━━━━━ Exercise inputs

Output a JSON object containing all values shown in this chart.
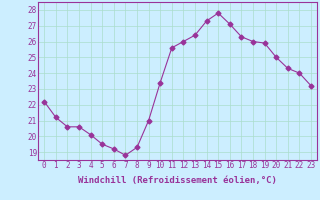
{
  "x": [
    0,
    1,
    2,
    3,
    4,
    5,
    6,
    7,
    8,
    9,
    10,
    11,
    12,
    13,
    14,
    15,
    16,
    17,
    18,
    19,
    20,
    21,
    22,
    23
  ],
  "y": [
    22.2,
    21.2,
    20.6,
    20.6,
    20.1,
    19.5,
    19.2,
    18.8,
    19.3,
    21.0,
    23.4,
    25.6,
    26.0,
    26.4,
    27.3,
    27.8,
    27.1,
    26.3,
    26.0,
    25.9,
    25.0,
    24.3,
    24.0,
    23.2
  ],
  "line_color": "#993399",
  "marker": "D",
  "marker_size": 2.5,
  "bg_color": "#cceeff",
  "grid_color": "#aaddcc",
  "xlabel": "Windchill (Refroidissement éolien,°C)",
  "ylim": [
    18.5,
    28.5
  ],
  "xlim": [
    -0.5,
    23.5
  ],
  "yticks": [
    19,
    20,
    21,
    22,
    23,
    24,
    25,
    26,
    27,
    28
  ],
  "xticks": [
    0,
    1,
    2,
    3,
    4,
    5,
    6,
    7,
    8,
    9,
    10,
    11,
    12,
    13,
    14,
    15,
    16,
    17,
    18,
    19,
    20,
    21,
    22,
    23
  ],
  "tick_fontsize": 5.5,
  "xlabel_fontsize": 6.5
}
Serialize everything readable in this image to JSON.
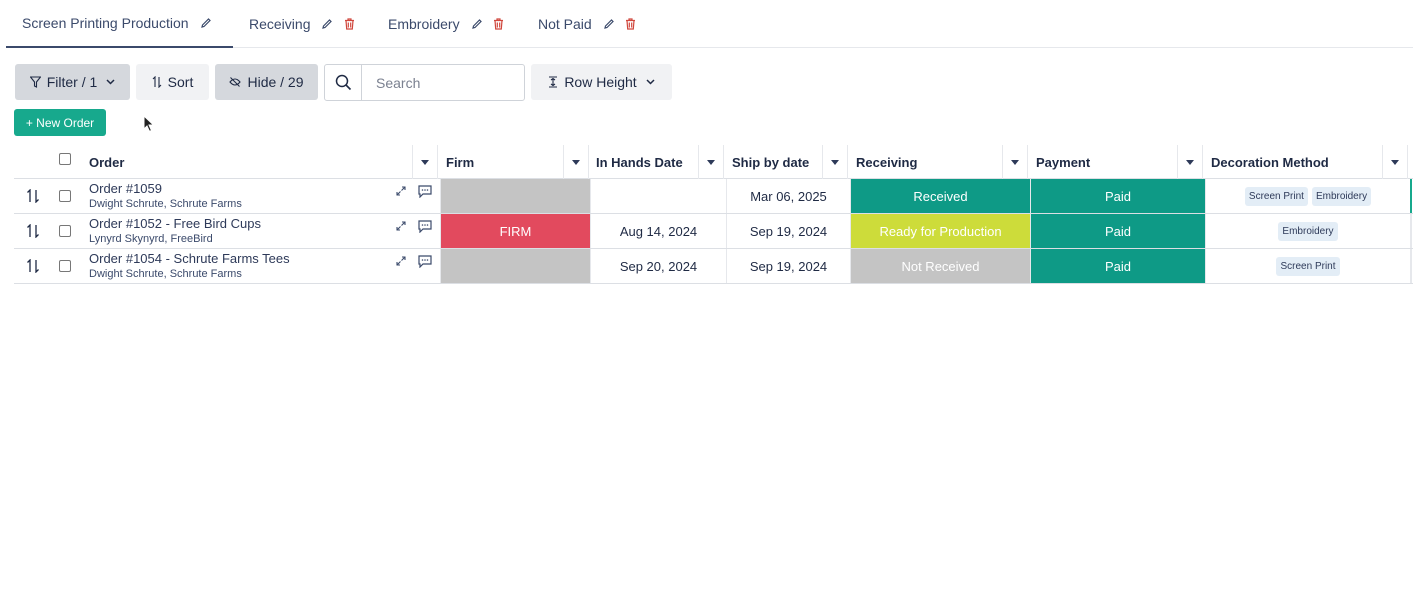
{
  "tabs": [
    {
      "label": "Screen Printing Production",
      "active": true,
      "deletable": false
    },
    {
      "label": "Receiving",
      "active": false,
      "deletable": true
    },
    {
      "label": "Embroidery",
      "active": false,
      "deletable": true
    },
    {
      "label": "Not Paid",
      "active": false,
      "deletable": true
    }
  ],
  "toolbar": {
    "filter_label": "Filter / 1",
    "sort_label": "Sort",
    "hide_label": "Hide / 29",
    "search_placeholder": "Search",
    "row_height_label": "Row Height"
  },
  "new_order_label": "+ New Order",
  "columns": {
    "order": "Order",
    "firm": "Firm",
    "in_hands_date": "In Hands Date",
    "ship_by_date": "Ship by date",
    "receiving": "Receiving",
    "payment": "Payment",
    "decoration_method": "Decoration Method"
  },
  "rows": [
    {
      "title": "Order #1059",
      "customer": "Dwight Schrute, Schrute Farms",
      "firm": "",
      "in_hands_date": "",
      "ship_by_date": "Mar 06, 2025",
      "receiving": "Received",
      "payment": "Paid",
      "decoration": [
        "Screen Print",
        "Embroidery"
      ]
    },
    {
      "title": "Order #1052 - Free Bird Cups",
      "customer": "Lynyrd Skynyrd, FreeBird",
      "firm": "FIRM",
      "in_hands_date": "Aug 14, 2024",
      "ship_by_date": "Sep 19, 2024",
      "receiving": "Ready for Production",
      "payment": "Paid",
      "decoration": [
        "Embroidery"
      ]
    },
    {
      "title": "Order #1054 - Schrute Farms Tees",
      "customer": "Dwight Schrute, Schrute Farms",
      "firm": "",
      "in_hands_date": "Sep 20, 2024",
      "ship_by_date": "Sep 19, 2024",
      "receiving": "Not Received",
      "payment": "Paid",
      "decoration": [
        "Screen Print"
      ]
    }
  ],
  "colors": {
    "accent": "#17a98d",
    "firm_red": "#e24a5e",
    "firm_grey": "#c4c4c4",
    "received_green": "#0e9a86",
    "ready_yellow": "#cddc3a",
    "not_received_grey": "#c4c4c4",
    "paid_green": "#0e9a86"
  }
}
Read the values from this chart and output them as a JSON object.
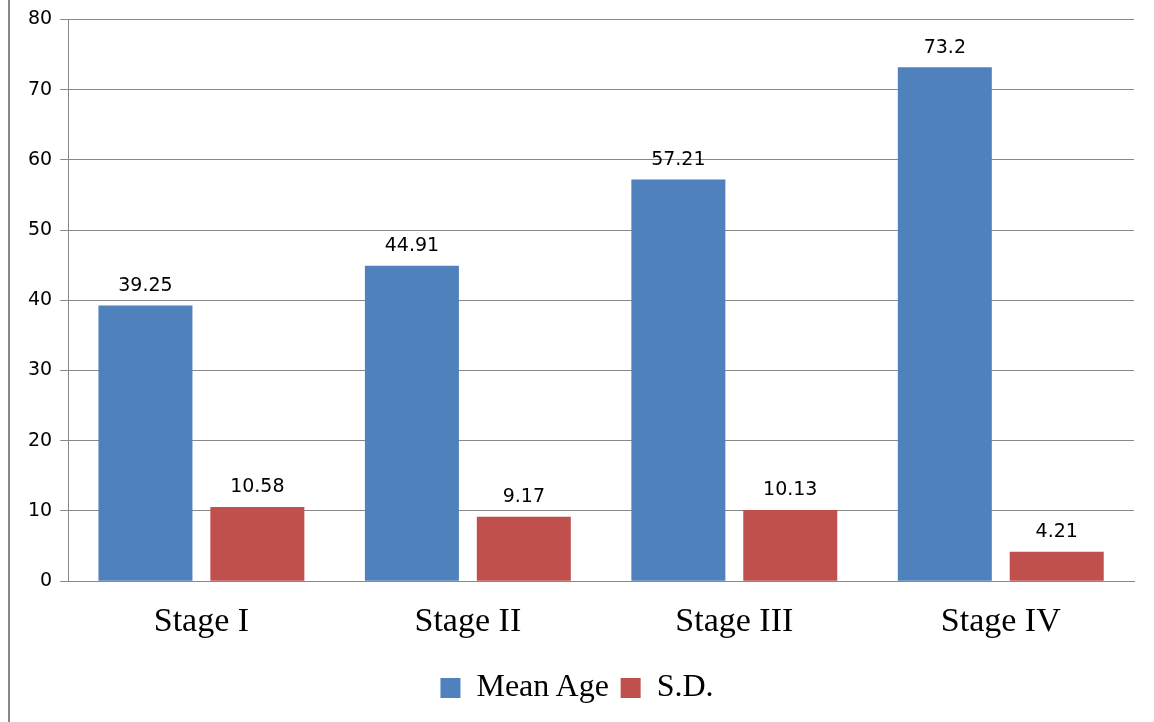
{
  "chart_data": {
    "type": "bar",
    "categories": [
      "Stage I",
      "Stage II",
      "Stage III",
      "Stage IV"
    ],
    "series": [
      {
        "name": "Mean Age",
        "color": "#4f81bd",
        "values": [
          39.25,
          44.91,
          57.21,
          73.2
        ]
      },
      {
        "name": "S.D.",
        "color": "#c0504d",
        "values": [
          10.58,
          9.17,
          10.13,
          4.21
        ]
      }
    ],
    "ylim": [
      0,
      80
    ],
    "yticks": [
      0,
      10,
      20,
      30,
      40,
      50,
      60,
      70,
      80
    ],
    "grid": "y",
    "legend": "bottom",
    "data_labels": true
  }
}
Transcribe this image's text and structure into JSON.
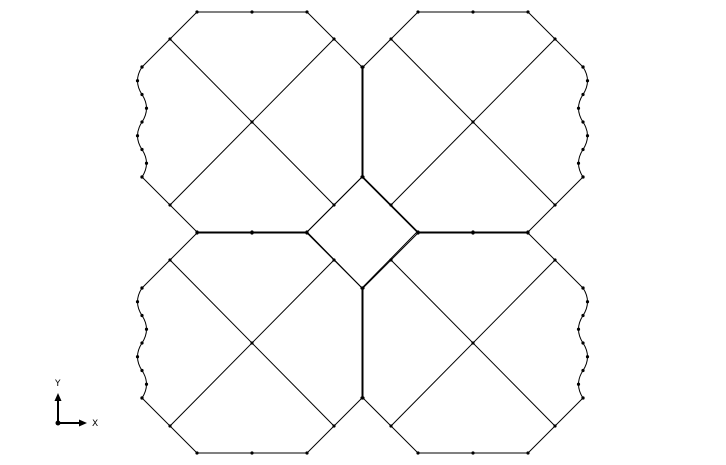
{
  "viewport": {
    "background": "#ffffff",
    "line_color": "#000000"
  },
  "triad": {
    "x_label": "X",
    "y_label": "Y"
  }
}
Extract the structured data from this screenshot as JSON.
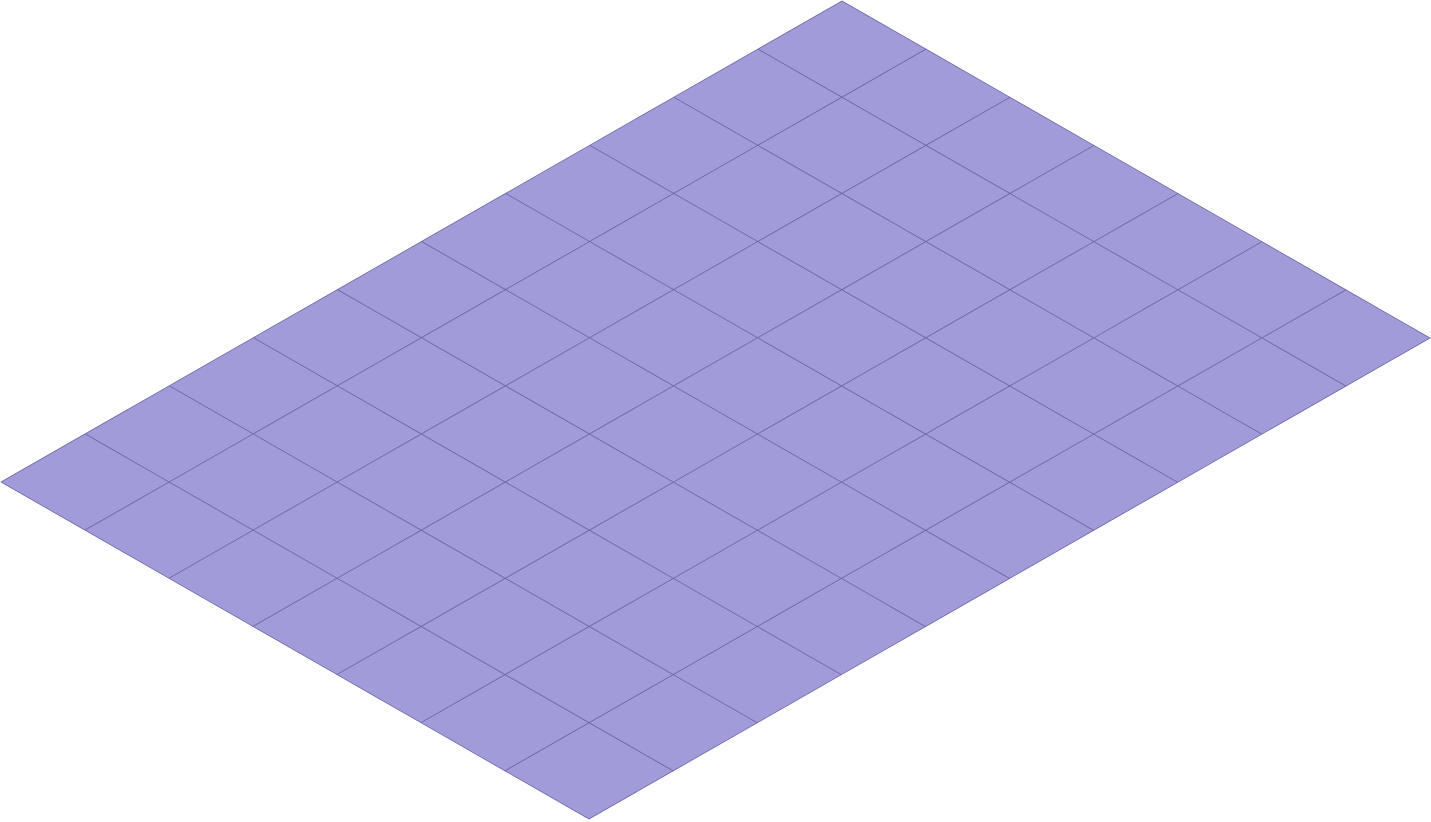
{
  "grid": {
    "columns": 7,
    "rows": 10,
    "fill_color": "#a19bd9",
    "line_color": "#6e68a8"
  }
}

━━━━━━━━━━

**Your task**
Without any pictures, reproduce exactly the lines from the line that contains "Transcribe this image's" to the end of the entries above, both ends included.

**Answer for the task**
Transcribe this image's text and structure into JSON.
{
  "viewport": {
    "background": "#ffffff",
    "line_color": "#000000"
  },
  "triad": {
    "x_label": "X",
    "y_label": "Y"
  }
}
Extract the structured data from this screenshot as JSON.
{
  "grid": {
    "columns": 7,
    "rows": 10,
    "fill_color": "#a19bd9",
    "line_color": "#6e68a8"
  }
}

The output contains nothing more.